Render every entry exactly as it appears.

═════ Provided material ═════

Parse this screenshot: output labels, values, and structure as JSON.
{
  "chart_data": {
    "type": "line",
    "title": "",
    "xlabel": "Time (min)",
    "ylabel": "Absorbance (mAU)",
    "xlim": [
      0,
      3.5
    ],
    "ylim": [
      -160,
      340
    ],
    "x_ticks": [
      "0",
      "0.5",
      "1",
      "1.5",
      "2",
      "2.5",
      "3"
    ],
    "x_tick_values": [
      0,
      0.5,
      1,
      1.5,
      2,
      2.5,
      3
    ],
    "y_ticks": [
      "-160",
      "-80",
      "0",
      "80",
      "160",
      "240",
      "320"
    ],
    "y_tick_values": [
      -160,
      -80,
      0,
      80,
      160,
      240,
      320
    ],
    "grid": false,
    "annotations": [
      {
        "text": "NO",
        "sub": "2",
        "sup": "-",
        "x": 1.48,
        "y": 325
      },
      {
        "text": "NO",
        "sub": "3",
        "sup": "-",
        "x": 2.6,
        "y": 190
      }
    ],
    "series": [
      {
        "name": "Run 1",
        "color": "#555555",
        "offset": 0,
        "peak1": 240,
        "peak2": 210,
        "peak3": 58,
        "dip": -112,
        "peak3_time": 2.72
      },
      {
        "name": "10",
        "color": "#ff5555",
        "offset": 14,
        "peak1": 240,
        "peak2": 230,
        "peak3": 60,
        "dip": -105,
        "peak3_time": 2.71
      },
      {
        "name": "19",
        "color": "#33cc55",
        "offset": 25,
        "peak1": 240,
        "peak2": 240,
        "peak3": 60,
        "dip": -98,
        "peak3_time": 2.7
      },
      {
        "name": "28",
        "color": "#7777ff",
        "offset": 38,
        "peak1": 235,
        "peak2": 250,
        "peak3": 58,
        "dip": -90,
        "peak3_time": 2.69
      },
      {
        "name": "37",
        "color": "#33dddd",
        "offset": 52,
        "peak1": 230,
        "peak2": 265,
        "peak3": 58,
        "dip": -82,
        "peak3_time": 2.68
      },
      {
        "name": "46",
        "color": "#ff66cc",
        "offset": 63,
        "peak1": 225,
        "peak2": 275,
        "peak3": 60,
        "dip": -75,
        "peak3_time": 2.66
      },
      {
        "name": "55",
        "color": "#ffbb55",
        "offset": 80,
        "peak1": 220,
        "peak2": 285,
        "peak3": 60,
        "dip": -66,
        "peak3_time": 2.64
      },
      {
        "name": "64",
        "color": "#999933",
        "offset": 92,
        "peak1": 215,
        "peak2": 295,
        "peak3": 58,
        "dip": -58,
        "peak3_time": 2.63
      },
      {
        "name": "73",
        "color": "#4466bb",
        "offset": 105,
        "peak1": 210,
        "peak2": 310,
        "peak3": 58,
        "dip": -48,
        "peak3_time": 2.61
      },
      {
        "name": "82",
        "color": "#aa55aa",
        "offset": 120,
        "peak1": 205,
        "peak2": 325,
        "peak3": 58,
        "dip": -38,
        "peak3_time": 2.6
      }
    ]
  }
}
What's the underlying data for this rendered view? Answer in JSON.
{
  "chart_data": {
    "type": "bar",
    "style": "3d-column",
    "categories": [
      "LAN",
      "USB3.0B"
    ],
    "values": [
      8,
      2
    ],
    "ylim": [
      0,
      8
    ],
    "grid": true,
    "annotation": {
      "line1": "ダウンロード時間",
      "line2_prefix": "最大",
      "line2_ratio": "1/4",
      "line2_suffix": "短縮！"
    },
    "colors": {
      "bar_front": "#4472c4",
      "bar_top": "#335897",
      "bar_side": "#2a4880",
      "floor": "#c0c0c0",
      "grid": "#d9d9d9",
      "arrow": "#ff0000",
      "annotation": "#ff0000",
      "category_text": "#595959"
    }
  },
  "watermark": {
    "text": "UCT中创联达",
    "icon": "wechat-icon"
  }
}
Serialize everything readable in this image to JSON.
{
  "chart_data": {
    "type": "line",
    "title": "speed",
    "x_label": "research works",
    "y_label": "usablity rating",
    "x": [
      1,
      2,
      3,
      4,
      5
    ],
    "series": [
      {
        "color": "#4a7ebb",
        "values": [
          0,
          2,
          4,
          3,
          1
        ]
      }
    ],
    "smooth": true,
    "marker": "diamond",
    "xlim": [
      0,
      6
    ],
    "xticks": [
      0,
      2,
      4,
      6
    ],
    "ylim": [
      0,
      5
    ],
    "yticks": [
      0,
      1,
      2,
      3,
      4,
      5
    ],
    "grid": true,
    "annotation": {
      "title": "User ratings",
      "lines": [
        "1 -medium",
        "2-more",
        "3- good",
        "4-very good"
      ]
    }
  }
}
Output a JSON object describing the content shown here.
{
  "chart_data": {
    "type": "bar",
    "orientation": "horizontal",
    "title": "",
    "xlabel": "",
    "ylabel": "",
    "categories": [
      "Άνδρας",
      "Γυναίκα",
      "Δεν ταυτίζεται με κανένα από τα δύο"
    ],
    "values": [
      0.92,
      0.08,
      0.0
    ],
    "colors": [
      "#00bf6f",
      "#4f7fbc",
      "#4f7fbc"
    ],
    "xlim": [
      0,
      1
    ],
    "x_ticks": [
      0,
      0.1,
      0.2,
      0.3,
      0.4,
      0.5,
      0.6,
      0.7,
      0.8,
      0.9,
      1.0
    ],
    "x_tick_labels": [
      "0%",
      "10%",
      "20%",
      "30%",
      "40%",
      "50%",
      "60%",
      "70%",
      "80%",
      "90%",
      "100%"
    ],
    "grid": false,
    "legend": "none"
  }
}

═════

→ Result of the exercise:
Parse this screenshot: output labels, values, and structure as JSON.
{
  "chart_data": {
    "type": "line",
    "title": "",
    "xlabel": "Time (min)",
    "ylabel": "Absorbance (mAU)",
    "xlim": [
      0,
      3.5
    ],
    "ylim": [
      -160,
      340
    ],
    "x_ticks": [
      "0",
      "0.5",
      "1",
      "1.5",
      "2",
      "2.5",
      "3"
    ],
    "x_tick_values": [
      0,
      0.5,
      1,
      1.5,
      2,
      2.5,
      3
    ],
    "y_ticks": [
      "-160",
      "-80",
      "0",
      "80",
      "160",
      "240",
      "320"
    ],
    "y_tick_values": [
      -160,
      -80,
      0,
      80,
      160,
      240,
      320
    ],
    "grid": false,
    "annotations": [
      {
        "text": "NO",
        "sub": "2",
        "sup": "-",
        "x": 1.48,
        "y": 325
      },
      {
        "text": "NO",
        "sub": "3",
        "sup": "-",
        "x": 2.6,
        "y": 190
      }
    ],
    "series": [
      {
        "name": "Run 1",
        "color": "#555555",
        "offset": 0,
        "peak1": 240,
        "peak2": 210,
        "peak3": 58,
        "dip": -112,
        "peak3_time": 2.72
      },
      {
        "name": "10",
        "color": "#ff5555",
        "offset": 14,
        "peak1": 240,
        "peak2": 230,
        "peak3": 60,
        "dip": -105,
        "peak3_time": 2.71
      },
      {
        "name": "19",
        "color": "#33cc55",
        "offset": 25,
        "peak1": 240,
        "peak2": 240,
        "peak3": 60,
        "dip": -98,
        "peak3_time": 2.7
      },
      {
        "name": "28",
        "color": "#7777ff",
        "offset": 38,
        "peak1": 235,
        "peak2": 250,
        "peak3": 58,
        "dip": -90,
        "peak3_time": 2.69
      },
      {
        "name": "37",
        "color": "#33dddd",
        "offset": 52,
        "peak1": 230,
        "peak2": 265,
        "peak3": 58,
        "dip": -82,
        "peak3_time": 2.68
      },
      {
        "name": "46",
        "color": "#ff66cc",
        "offset": 63,
        "peak1": 225,
        "peak2": 275,
        "peak3": 60,
        "dip": -75,
        "peak3_time": 2.66
      },
      {
        "name": "55",
        "color": "#ffbb55",
        "offset": 80,
        "peak1": 220,
        "peak2": 285,
        "peak3": 60,
        "dip": -66,
        "peak3_time": 2.64
      },
      {
        "name": "64",
        "color": "#999933",
        "offset": 92,
        "peak1": 215,
        "peak2": 295,
        "peak3": 58,
        "dip": -58,
        "peak3_time": 2.63
      },
      {
        "name": "73",
        "color": "#4466bb",
        "offset": 105,
        "peak1": 210,
        "peak2": 310,
        "peak3": 58,
        "dip": -48,
        "peak3_time": 2.61
      },
      {
        "name": "82",
        "color": "#aa55aa",
        "offset": 120,
        "peak1": 205,
        "peak2": 325,
        "peak3": 58,
        "dip": -38,
        "peak3_time": 2.6
      }
    ]
  }
}
What's the underlying data for this rendered view? Answer in JSON.
{
  "chart_data": {
    "type": "bar",
    "style": "3d-column",
    "categories": [
      "LAN",
      "USB3.0B"
    ],
    "values": [
      8,
      2
    ],
    "ylim": [
      0,
      8
    ],
    "grid": true,
    "annotation": {
      "line1": "ダウンロード時間",
      "line2_prefix": "最大",
      "line2_ratio": "1/4",
      "line2_suffix": "短縮！"
    },
    "colors": {
      "bar_front": "#4472c4",
      "bar_top": "#335897",
      "bar_side": "#2a4880",
      "floor": "#c0c0c0",
      "grid": "#d9d9d9",
      "arrow": "#ff0000",
      "annotation": "#ff0000",
      "category_text": "#595959"
    }
  },
  "watermark": {
    "text": "UCT中创联达",
    "icon": "wechat-icon"
  }
}
Serialize everything readable in this image to JSON.
{
  "chart_data": {
    "type": "line",
    "title": "speed",
    "x_label": "research works",
    "y_label": "usablity rating",
    "x": [
      1,
      2,
      3,
      4,
      5
    ],
    "series": [
      {
        "color": "#4a7ebb",
        "values": [
          0,
          2,
          4,
          3,
          1
        ]
      }
    ],
    "smooth": true,
    "marker": "diamond",
    "xlim": [
      0,
      6
    ],
    "xticks": [
      0,
      2,
      4,
      6
    ],
    "ylim": [
      0,
      5
    ],
    "yticks": [
      0,
      1,
      2,
      3,
      4,
      5
    ],
    "grid": true,
    "annotation": {
      "title": "User ratings",
      "lines": [
        "1 -medium",
        "2-more",
        "3- good",
        "4-very good"
      ]
    }
  }
}
Output a JSON object describing the content shown here.
{
  "chart_data": {
    "type": "bar",
    "orientation": "horizontal",
    "title": "",
    "xlabel": "",
    "ylabel": "",
    "categories": [
      "Άνδρας",
      "Γυναίκα",
      "Δεν ταυτίζεται με κανένα από τα δύο"
    ],
    "values": [
      0.92,
      0.08,
      0.0
    ],
    "colors": [
      "#00bf6f",
      "#4f7fbc",
      "#4f7fbc"
    ],
    "xlim": [
      0,
      1
    ],
    "x_ticks": [
      0,
      0.1,
      0.2,
      0.3,
      0.4,
      0.5,
      0.6,
      0.7,
      0.8,
      0.9,
      1.0
    ],
    "x_tick_labels": [
      "0%",
      "10%",
      "20%",
      "30%",
      "40%",
      "50%",
      "60%",
      "70%",
      "80%",
      "90%",
      "100%"
    ],
    "grid": false,
    "legend": "none"
  }
}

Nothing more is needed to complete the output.